* What you should do *
Omit every image, and transcribe the remaining entries exactly as given.

Saved data entries:
╭──
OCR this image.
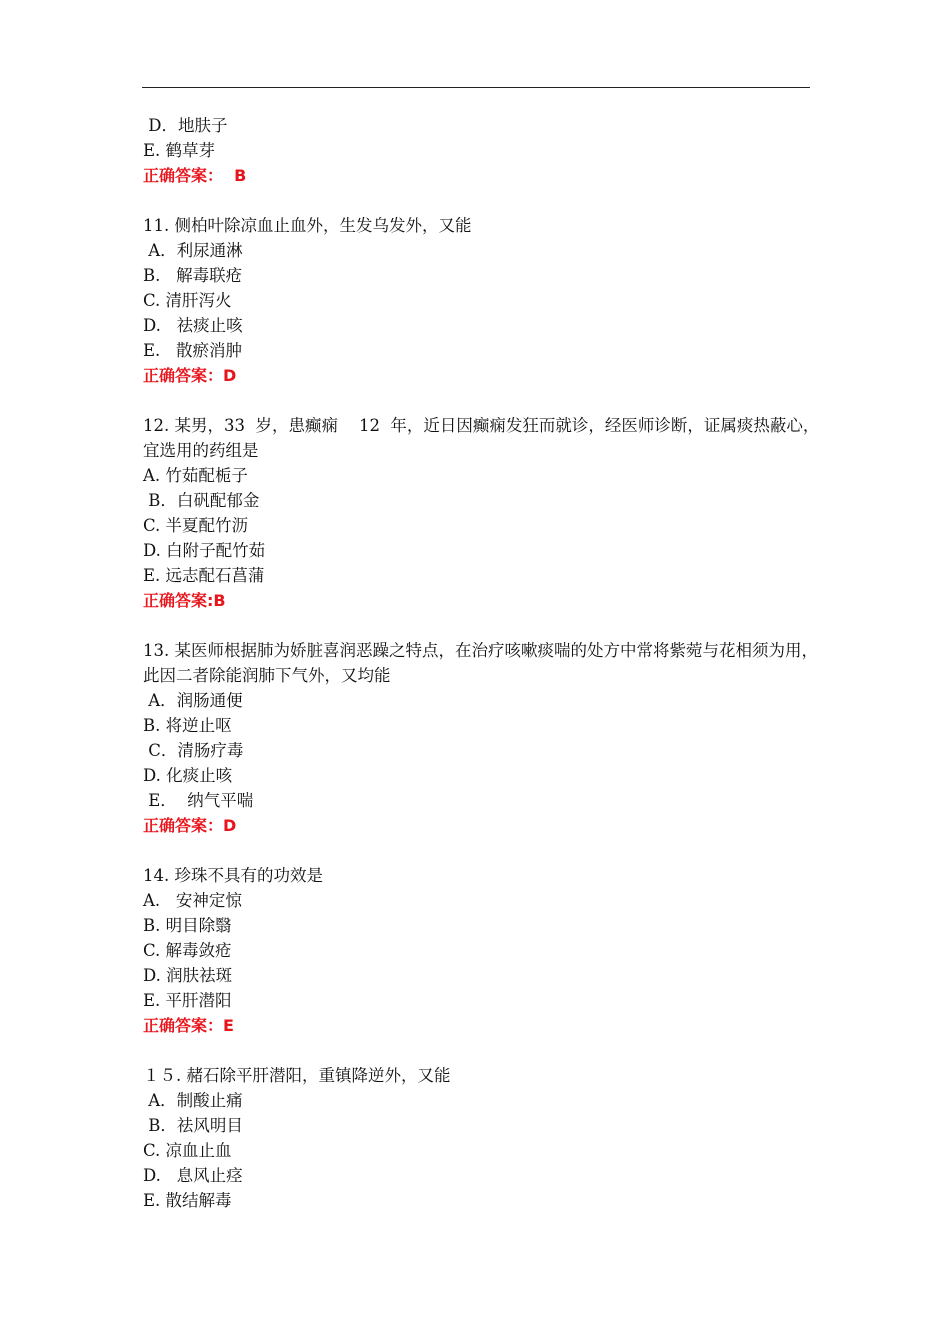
D．地肤子
E. 鹤草芽
正确答案：  B
11. 侧柏叶除凉血止血外，生发乌发外，又能
A．利尿通淋
B.   解毒联疮
C. 清肝泻火
D.   祛痰止咳
E.   散瘀消肿
正确答案：D
12. 某男，33  岁，患癫痫    12  年，近日因癫痫发狂而就诊，经医师诊断，证属痰热蔽心，宜选用的药组是
A. 竹茹配栀子
B．白矾配郁金
C. 半夏配竹沥
D. 白附子配竹茹
E. 远志配石菖蒲
正确答案:B
13. 某医师根据肺为娇脏喜润恶躁之特点，在治疗咳嗽痰喘的处方中常将紫菀与花相须为用，此因二者除能润肺下气外，又均能
A．润肠通便
B. 将逆止呕
C．清肠疗毒
D. 化痰止咳
E．  纳气平喘
正确答案：D
14. 珍珠不具有的功效是
A.   安神定惊
B. 明目除翳
C. 解毒敛疮
D. 润肤祛斑
E. 平肝潜阳
正确答案：E
１５. 赭石除平肝潜阳，重镇降逆外，又能
A．制酸止痛
B．祛风明目
C. 凉血止血
D.   息风止痉
E. 散结解毒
╰──
* Solution *
OCR this image.
D．地肤子
E. 鹤草芽
正确答案：  B
11. 侧柏叶除凉血止血外，生发乌发外，又能
A．利尿通淋
B.   解毒联疮
C. 清肝泻火
D.   祛痰止咳
E.   散瘀消肿
正确答案：D
12. 某男，33  岁，患癫痫    12  年，近日因癫痫发狂而就诊，经医师诊断，证属痰热蔽心，宜选用的药组是
A. 竹茹配栀子
B．白矾配郁金
C. 半夏配竹沥
D. 白附子配竹茹
E. 远志配石菖蒲
正确答案:B
13. 某医师根据肺为娇脏喜润恶躁之特点，在治疗咳嗽痰喘的处方中常将紫菀与花相须为用，此因二者除能润肺下气外，又均能
A．润肠通便
B. 将逆止呕
C．清肠疗毒
D. 化痰止咳
E．  纳气平喘
正确答案：D
14. 珍珠不具有的功效是
A.   安神定惊
B. 明目除翳
C. 解毒敛疮
D. 润肤祛斑
E. 平肝潜阳
正确答案：E
１５. 赭石除平肝潜阳，重镇降逆外，又能
A．制酸止痛
B．祛风明目
C. 凉血止血
D.   息风止痉
E. 散结解毒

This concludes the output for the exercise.